JOB:
Write the records out again, precisely as they stand.

=== AVAILABLE DATA ===

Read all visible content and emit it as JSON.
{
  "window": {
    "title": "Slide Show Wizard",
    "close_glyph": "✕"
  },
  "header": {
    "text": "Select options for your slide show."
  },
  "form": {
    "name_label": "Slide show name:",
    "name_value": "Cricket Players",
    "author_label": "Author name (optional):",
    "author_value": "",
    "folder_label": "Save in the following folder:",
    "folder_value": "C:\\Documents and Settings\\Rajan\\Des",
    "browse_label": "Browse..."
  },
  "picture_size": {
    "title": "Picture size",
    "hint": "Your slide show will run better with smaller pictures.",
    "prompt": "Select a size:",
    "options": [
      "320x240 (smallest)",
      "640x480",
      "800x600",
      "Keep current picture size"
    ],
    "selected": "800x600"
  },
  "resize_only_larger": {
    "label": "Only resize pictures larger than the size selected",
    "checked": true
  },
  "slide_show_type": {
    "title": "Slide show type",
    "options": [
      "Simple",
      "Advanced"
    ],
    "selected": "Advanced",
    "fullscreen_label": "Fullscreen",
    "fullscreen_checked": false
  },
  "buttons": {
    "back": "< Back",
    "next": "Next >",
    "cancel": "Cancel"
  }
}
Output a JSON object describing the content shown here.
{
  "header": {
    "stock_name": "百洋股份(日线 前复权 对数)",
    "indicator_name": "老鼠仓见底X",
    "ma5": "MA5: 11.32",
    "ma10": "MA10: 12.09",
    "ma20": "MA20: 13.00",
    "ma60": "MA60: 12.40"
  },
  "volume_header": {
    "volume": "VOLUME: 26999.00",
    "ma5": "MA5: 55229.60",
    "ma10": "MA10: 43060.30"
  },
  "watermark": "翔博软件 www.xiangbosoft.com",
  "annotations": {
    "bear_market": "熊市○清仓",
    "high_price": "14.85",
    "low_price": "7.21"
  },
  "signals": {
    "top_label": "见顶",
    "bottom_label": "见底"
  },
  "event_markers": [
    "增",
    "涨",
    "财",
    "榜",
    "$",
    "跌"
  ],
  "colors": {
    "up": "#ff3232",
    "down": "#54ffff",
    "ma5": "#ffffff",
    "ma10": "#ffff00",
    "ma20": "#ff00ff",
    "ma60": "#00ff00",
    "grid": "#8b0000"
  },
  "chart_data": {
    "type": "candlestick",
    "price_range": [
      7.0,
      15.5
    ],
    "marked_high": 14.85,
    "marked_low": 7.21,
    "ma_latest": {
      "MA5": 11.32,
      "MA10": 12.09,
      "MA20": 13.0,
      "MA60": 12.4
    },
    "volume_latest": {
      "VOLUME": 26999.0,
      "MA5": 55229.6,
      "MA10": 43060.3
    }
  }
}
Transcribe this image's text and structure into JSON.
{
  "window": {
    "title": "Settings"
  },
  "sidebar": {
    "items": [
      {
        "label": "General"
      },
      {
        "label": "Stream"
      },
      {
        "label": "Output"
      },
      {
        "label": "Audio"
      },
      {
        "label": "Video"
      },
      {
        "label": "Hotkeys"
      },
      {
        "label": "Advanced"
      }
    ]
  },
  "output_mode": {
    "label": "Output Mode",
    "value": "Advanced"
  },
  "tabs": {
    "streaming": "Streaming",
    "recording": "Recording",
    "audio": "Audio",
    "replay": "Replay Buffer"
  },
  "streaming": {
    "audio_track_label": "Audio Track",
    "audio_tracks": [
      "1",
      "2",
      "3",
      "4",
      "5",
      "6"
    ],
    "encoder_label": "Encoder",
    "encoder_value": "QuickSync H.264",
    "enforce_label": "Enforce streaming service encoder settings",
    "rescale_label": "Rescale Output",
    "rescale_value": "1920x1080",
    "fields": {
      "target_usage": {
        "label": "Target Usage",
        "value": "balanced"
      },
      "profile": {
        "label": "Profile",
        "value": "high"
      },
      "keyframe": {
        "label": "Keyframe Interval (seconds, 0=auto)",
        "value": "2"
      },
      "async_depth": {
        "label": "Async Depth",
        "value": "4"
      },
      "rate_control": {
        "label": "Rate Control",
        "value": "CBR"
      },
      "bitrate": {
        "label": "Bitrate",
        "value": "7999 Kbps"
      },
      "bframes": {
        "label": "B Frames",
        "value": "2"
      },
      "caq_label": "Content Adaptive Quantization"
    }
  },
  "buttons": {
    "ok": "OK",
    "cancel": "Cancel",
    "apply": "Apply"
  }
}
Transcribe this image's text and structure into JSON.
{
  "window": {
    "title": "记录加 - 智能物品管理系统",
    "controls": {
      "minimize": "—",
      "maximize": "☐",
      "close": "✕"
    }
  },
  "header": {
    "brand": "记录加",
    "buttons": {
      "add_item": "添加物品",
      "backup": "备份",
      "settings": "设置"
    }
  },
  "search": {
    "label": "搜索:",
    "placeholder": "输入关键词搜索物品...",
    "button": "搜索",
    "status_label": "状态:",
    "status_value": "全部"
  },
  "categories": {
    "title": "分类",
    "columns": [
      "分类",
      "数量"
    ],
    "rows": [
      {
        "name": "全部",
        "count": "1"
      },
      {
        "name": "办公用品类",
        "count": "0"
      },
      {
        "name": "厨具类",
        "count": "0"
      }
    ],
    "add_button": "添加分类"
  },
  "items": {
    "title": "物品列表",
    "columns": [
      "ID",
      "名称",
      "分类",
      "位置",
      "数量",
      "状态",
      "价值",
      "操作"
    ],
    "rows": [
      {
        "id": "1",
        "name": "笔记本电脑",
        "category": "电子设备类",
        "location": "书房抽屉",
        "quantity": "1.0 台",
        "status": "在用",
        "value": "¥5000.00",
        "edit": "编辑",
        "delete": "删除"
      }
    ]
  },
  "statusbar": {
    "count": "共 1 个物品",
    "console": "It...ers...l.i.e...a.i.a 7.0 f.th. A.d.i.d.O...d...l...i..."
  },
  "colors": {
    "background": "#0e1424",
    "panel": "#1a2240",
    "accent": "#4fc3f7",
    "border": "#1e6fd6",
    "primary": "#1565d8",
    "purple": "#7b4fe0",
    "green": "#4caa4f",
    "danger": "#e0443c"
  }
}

===

TASK ANSWER:
Read all visible content and emit it as JSON.
{
  "window": {
    "title": "Slide Show Wizard",
    "close_glyph": "✕"
  },
  "header": {
    "text": "Select options for your slide show."
  },
  "form": {
    "name_label": "Slide show name:",
    "name_value": "Cricket Players",
    "author_label": "Author name (optional):",
    "author_value": "",
    "folder_label": "Save in the following folder:",
    "folder_value": "C:\\Documents and Settings\\Rajan\\Des",
    "browse_label": "Browse..."
  },
  "picture_size": {
    "title": "Picture size",
    "hint": "Your slide show will run better with smaller pictures.",
    "prompt": "Select a size:",
    "options": [
      "320x240 (smallest)",
      "640x480",
      "800x600",
      "Keep current picture size"
    ],
    "selected": "800x600"
  },
  "resize_only_larger": {
    "label": "Only resize pictures larger than the size selected",
    "checked": true
  },
  "slide_show_type": {
    "title": "Slide show type",
    "options": [
      "Simple",
      "Advanced"
    ],
    "selected": "Advanced",
    "fullscreen_label": "Fullscreen",
    "fullscreen_checked": false
  },
  "buttons": {
    "back": "< Back",
    "next": "Next >",
    "cancel": "Cancel"
  }
}
Output a JSON object describing the content shown here.
{
  "header": {
    "stock_name": "百洋股份(日线 前复权 对数)",
    "indicator_name": "老鼠仓见底X",
    "ma5": "MA5: 11.32",
    "ma10": "MA10: 12.09",
    "ma20": "MA20: 13.00",
    "ma60": "MA60: 12.40"
  },
  "volume_header": {
    "volume": "VOLUME: 26999.00",
    "ma5": "MA5: 55229.60",
    "ma10": "MA10: 43060.30"
  },
  "watermark": "翔博软件 www.xiangbosoft.com",
  "annotations": {
    "bear_market": "熊市○清仓",
    "high_price": "14.85",
    "low_price": "7.21"
  },
  "signals": {
    "top_label": "见顶",
    "bottom_label": "见底"
  },
  "event_markers": [
    "增",
    "涨",
    "财",
    "榜",
    "$",
    "跌"
  ],
  "colors": {
    "up": "#ff3232",
    "down": "#54ffff",
    "ma5": "#ffffff",
    "ma10": "#ffff00",
    "ma20": "#ff00ff",
    "ma60": "#00ff00",
    "grid": "#8b0000"
  },
  "chart_data": {
    "type": "candlestick",
    "price_range": [
      7.0,
      15.5
    ],
    "marked_high": 14.85,
    "marked_low": 7.21,
    "ma_latest": {
      "MA5": 11.32,
      "MA10": 12.09,
      "MA20": 13.0,
      "MA60": 12.4
    },
    "volume_latest": {
      "VOLUME": 26999.0,
      "MA5": 55229.6,
      "MA10": 43060.3
    }
  }
}
Transcribe this image's text and structure into JSON.
{
  "window": {
    "title": "Settings"
  },
  "sidebar": {
    "items": [
      {
        "label": "General"
      },
      {
        "label": "Stream"
      },
      {
        "label": "Output"
      },
      {
        "label": "Audio"
      },
      {
        "label": "Video"
      },
      {
        "label": "Hotkeys"
      },
      {
        "label": "Advanced"
      }
    ]
  },
  "output_mode": {
    "label": "Output Mode",
    "value": "Advanced"
  },
  "tabs": {
    "streaming": "Streaming",
    "recording": "Recording",
    "audio": "Audio",
    "replay": "Replay Buffer"
  },
  "streaming": {
    "audio_track_label": "Audio Track",
    "audio_tracks": [
      "1",
      "2",
      "3",
      "4",
      "5",
      "6"
    ],
    "encoder_label": "Encoder",
    "encoder_value": "QuickSync H.264",
    "enforce_label": "Enforce streaming service encoder settings",
    "rescale_label": "Rescale Output",
    "rescale_value": "1920x1080",
    "fields": {
      "target_usage": {
        "label": "Target Usage",
        "value": "balanced"
      },
      "profile": {
        "label": "Profile",
        "value": "high"
      },
      "keyframe": {
        "label": "Keyframe Interval (seconds, 0=auto)",
        "value": "2"
      },
      "async_depth": {
        "label": "Async Depth",
        "value": "4"
      },
      "rate_control": {
        "label": "Rate Control",
        "value": "CBR"
      },
      "bitrate": {
        "label": "Bitrate",
        "value": "7999 Kbps"
      },
      "bframes": {
        "label": "B Frames",
        "value": "2"
      },
      "caq_label": "Content Adaptive Quantization"
    }
  },
  "buttons": {
    "ok": "OK",
    "cancel": "Cancel",
    "apply": "Apply"
  }
}
Transcribe this image's text and structure into JSON.
{
  "window": {
    "title": "记录加 - 智能物品管理系统",
    "controls": {
      "minimize": "—",
      "maximize": "☐",
      "close": "✕"
    }
  },
  "header": {
    "brand": "记录加",
    "buttons": {
      "add_item": "添加物品",
      "backup": "备份",
      "settings": "设置"
    }
  },
  "search": {
    "label": "搜索:",
    "placeholder": "输入关键词搜索物品...",
    "button": "搜索",
    "status_label": "状态:",
    "status_value": "全部"
  },
  "categories": {
    "title": "分类",
    "columns": [
      "分类",
      "数量"
    ],
    "rows": [
      {
        "name": "全部",
        "count": "1"
      },
      {
        "name": "办公用品类",
        "count": "0"
      },
      {
        "name": "厨具类",
        "count": "0"
      }
    ],
    "add_button": "添加分类"
  },
  "items": {
    "title": "物品列表",
    "columns": [
      "ID",
      "名称",
      "分类",
      "位置",
      "数量",
      "状态",
      "价值",
      "操作"
    ],
    "rows": [
      {
        "id": "1",
        "name": "笔记本电脑",
        "category": "电子设备类",
        "location": "书房抽屉",
        "quantity": "1.0 台",
        "status": "在用",
        "value": "¥5000.00",
        "edit": "编辑",
        "delete": "删除"
      }
    ]
  },
  "statusbar": {
    "count": "共 1 个物品",
    "console": "It...ers...l.i.e...a.i.a 7.0 f.th. A.d.i.d.O...d...l...i..."
  },
  "colors": {
    "background": "#0e1424",
    "panel": "#1a2240",
    "accent": "#4fc3f7",
    "border": "#1e6fd6",
    "primary": "#1565d8",
    "purple": "#7b4fe0",
    "green": "#4caa4f",
    "danger": "#e0443c"
  }
}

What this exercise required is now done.